### INSTRUCTIONS TO FOLLOW
Retype the entries below exactly as they appear, omitting the pictures from your answer.

### MATERIAL
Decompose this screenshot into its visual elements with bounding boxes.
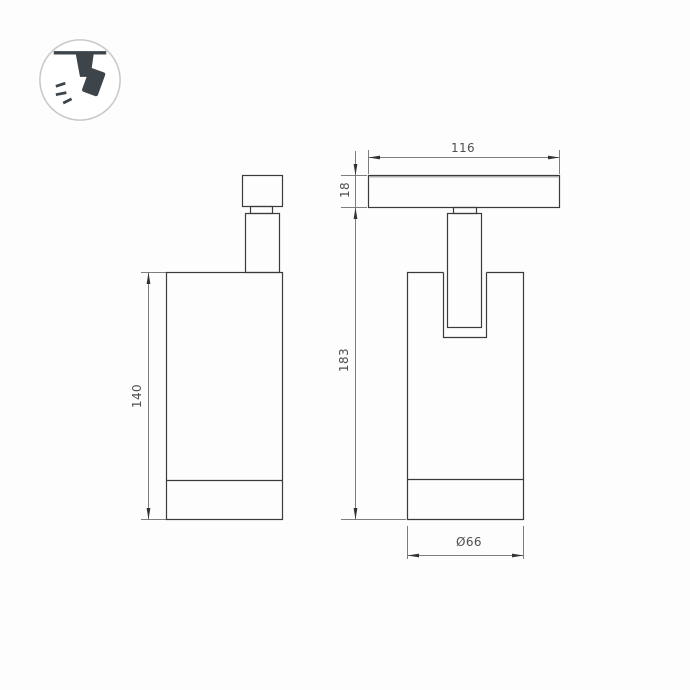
side-stem xyxy=(246,214,280,273)
dim-label-side-height: 140 xyxy=(130,384,144,408)
front-track-bar xyxy=(369,176,560,208)
dimension-labels: 116 18 183 140 Ø66 xyxy=(130,141,482,549)
arrow-116-left xyxy=(369,156,381,160)
side-lamp-body xyxy=(167,273,283,520)
arrow-66-right xyxy=(512,554,524,558)
front-lamp-body xyxy=(408,273,524,520)
dim-label-diameter: Ø66 xyxy=(456,535,482,549)
arrow-18-down xyxy=(354,164,358,176)
dim-label-track-width: 116 xyxy=(451,141,475,155)
arrow-140-down xyxy=(147,508,151,520)
arrow-66-left xyxy=(408,554,420,558)
side-pivot-neck xyxy=(251,207,273,214)
drawing: 116 18 183 140 Ø66 xyxy=(0,0,690,690)
side-track-adapter xyxy=(243,176,283,207)
front-stem xyxy=(448,214,482,328)
arrow-116-right xyxy=(548,156,560,160)
arrow-18-183-up xyxy=(354,208,358,220)
arrow-140-up xyxy=(147,273,151,285)
front-view xyxy=(369,176,560,520)
side-view xyxy=(167,176,283,520)
dim-label-track-height: 18 xyxy=(338,182,352,198)
technical-drawing-canvas: 116 18 183 140 Ø66 xyxy=(0,0,690,690)
arrow-183-down xyxy=(354,508,358,520)
dimension-arrows xyxy=(147,156,560,558)
dim-label-total-height: 183 xyxy=(337,348,351,372)
front-pivot-neck xyxy=(454,208,477,214)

### PROBLEM SOLUTION
Decompose this screenshot into its visual elements with bounding boxes.
side-stem xyxy=(246,214,280,273)
dim-label-side-height: 140 xyxy=(130,384,144,408)
front-track-bar xyxy=(369,176,560,208)
dimension-labels: 116 18 183 140 Ø66 xyxy=(130,141,482,549)
arrow-116-left xyxy=(369,156,381,160)
side-lamp-body xyxy=(167,273,283,520)
arrow-66-right xyxy=(512,554,524,558)
front-lamp-body xyxy=(408,273,524,520)
dim-label-diameter: Ø66 xyxy=(456,535,482,549)
arrow-18-down xyxy=(354,164,358,176)
dim-label-track-width: 116 xyxy=(451,141,475,155)
arrow-140-down xyxy=(147,508,151,520)
arrow-66-left xyxy=(408,554,420,558)
side-pivot-neck xyxy=(251,207,273,214)
drawing: 116 18 183 140 Ø66 xyxy=(0,0,690,690)
side-track-adapter xyxy=(243,176,283,207)
front-stem xyxy=(448,214,482,328)
arrow-116-right xyxy=(548,156,560,160)
arrow-18-183-up xyxy=(354,208,358,220)
arrow-140-up xyxy=(147,273,151,285)
front-view xyxy=(369,176,560,520)
side-view xyxy=(167,176,283,520)
dim-label-track-height: 18 xyxy=(338,182,352,198)
technical-drawing-canvas: 116 18 183 140 Ø66 xyxy=(0,0,690,690)
arrow-183-down xyxy=(354,508,358,520)
dimension-arrows xyxy=(147,156,560,558)
dim-label-total-height: 183 xyxy=(337,348,351,372)
front-pivot-neck xyxy=(454,208,477,214)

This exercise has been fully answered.